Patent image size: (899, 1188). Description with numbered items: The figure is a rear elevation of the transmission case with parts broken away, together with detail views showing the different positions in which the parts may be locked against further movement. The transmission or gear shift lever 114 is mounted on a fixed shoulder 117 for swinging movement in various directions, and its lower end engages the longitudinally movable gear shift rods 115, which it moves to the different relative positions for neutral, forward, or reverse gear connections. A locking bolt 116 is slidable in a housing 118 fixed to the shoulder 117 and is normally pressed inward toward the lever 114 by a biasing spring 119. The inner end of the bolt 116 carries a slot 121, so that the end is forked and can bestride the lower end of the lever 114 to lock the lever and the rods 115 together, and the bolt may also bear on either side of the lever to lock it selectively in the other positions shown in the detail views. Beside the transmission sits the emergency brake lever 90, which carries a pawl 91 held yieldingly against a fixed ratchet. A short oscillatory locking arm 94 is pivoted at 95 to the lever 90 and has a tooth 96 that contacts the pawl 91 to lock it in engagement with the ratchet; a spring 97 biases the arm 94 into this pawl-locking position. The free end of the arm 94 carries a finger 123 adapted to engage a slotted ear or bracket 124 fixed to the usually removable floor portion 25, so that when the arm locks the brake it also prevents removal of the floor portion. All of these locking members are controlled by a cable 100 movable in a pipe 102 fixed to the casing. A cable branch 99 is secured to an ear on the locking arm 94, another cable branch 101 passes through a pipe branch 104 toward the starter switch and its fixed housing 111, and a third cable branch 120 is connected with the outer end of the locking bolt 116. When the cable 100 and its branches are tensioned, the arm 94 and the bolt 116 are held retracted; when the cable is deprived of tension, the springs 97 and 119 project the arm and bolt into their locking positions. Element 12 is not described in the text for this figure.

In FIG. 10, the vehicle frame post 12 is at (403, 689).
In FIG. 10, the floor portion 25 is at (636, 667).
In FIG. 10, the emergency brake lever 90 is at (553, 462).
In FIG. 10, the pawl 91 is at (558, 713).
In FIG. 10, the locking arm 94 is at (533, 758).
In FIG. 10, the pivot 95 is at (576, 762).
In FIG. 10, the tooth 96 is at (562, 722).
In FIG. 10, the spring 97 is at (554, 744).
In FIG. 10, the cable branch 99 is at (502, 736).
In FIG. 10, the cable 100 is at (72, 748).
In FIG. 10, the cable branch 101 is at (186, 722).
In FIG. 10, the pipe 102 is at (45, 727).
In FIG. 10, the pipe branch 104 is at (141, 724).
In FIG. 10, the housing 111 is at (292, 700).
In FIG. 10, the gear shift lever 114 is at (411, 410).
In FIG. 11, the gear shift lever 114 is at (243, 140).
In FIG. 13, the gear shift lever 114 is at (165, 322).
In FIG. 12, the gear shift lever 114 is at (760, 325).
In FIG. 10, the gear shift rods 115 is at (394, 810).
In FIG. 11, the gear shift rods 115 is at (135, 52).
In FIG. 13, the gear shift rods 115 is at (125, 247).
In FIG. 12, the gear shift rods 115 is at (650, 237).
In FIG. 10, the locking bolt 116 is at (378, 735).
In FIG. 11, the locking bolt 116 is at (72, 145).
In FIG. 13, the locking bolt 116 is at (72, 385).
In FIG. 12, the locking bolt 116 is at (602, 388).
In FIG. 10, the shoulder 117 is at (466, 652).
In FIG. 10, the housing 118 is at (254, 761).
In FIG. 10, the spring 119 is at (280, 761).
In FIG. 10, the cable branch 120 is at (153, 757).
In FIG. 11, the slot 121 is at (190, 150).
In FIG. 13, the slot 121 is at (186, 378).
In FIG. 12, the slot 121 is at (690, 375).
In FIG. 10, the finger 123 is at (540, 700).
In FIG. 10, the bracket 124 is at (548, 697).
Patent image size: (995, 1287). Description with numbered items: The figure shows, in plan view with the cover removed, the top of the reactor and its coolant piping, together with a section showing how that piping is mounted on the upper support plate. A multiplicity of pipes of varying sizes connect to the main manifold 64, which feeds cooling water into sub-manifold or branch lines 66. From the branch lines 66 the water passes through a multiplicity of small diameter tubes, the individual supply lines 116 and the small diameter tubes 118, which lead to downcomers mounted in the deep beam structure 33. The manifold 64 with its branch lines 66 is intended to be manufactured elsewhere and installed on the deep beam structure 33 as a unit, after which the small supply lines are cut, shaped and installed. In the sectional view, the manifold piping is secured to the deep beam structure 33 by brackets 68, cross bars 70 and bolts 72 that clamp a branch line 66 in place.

** WHAT IS REQUIRED **
Filter the lines above, keeping each one that contains the word "coolant" and copying it in full. Case counts, so a line matches only if the word appears in exactly the same case.

** EXPECTED ANSWER **
Patent image size: (995, 1287). Description with numbered items: The figure shows, in plan view with the cover removed, the top of the reactor and its coolant piping, together with a section showing how that piping is mounted on the upper support plate. A multiplicity of pipes of varying sizes connect to the main manifold 64, which feeds cooling water into sub-manifold or branch lines 66. From the branch lines 66 the water passes through a multiplicity of small diameter tubes, the individual supply lines 116 and the small diameter tubes 118, which lead to downcomers mounted in the deep beam structure 33. The manifold 64 with its branch lines 66 is intended to be manufactured elsewhere and installed on the deep beam structure 33 as a unit, after which the small supply lines are cut, shaped and installed. In the sectional view, the manifold piping is secured to the deep beam structure 33 by brackets 68, cross bars 70 and bolts 72 that clamp a branch line 66 in place.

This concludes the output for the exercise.